- EXERCISE INSTRUCTIONS -
Identify all lines of the data containing the string "ohne" and copy them.

········

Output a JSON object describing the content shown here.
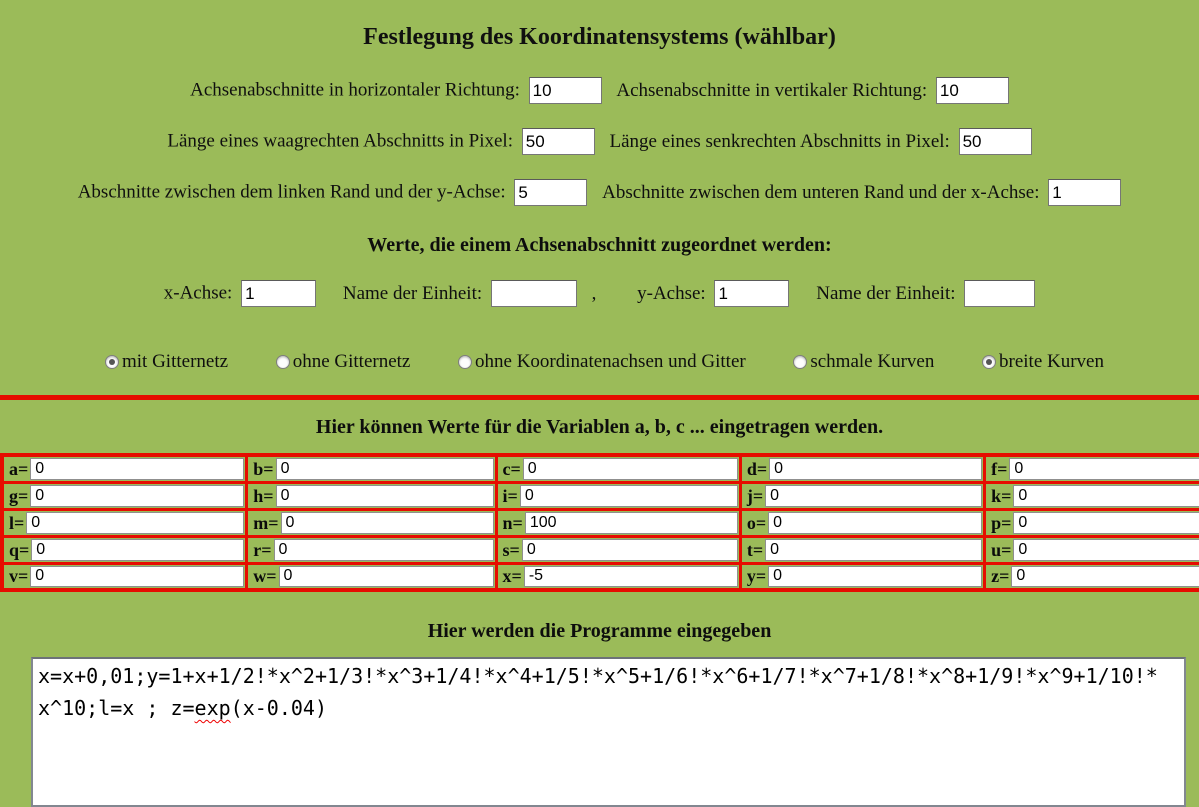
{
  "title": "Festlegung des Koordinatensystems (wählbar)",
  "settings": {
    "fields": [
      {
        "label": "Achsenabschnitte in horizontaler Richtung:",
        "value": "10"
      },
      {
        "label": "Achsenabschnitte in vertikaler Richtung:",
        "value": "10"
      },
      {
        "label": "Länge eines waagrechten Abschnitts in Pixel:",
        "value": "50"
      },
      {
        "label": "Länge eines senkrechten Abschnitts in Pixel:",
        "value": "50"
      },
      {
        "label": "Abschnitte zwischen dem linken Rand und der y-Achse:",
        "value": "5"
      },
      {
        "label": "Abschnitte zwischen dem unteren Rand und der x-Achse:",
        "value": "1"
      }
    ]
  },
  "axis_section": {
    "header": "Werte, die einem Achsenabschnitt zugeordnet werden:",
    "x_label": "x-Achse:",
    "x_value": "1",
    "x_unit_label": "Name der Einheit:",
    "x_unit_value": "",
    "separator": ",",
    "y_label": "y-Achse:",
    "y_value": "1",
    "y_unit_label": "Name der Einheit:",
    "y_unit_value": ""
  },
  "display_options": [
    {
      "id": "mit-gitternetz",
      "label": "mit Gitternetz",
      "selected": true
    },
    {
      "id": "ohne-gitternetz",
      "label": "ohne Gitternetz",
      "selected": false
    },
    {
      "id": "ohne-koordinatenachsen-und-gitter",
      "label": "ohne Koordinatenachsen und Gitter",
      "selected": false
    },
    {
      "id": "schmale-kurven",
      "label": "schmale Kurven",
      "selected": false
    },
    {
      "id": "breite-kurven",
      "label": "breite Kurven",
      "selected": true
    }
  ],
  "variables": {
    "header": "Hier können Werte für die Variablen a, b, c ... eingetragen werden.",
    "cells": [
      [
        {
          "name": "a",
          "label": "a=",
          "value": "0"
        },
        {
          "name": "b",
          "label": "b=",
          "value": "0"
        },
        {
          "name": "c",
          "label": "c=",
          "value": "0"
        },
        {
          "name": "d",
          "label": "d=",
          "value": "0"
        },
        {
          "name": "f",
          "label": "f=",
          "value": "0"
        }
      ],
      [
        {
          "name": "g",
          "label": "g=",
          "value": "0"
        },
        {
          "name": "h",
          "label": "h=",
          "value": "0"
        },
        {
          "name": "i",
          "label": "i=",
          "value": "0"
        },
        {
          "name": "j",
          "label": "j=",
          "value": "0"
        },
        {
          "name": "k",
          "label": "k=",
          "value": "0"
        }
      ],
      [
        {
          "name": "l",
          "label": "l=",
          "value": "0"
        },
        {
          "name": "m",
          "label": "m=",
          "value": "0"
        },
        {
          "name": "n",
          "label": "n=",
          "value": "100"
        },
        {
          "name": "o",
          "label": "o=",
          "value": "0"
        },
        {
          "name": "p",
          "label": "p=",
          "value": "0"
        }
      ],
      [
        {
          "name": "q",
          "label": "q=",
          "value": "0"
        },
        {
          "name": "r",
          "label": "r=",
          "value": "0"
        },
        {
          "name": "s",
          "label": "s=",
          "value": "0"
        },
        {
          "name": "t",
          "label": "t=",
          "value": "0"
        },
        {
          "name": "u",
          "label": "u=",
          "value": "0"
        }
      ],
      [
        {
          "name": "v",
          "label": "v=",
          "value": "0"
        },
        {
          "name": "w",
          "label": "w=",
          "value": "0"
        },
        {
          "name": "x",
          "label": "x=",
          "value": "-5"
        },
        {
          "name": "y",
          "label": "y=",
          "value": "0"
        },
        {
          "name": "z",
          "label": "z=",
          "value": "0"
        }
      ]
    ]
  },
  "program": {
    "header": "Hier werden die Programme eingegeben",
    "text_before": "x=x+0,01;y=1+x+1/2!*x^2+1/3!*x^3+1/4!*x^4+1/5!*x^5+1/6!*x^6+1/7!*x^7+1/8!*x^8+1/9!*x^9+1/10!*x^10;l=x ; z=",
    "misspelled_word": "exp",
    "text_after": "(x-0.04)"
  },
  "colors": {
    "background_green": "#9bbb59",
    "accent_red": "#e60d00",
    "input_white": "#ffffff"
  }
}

········

- ANSWER TO THIS EXERCISE -
      "id": "ohne-gitternetz",
      "label": "ohne Gitternetz",
      "id": "ohne-koordinatenachsen-und-gitter",
      "label": "ohne Koordinatenachsen und Gitter",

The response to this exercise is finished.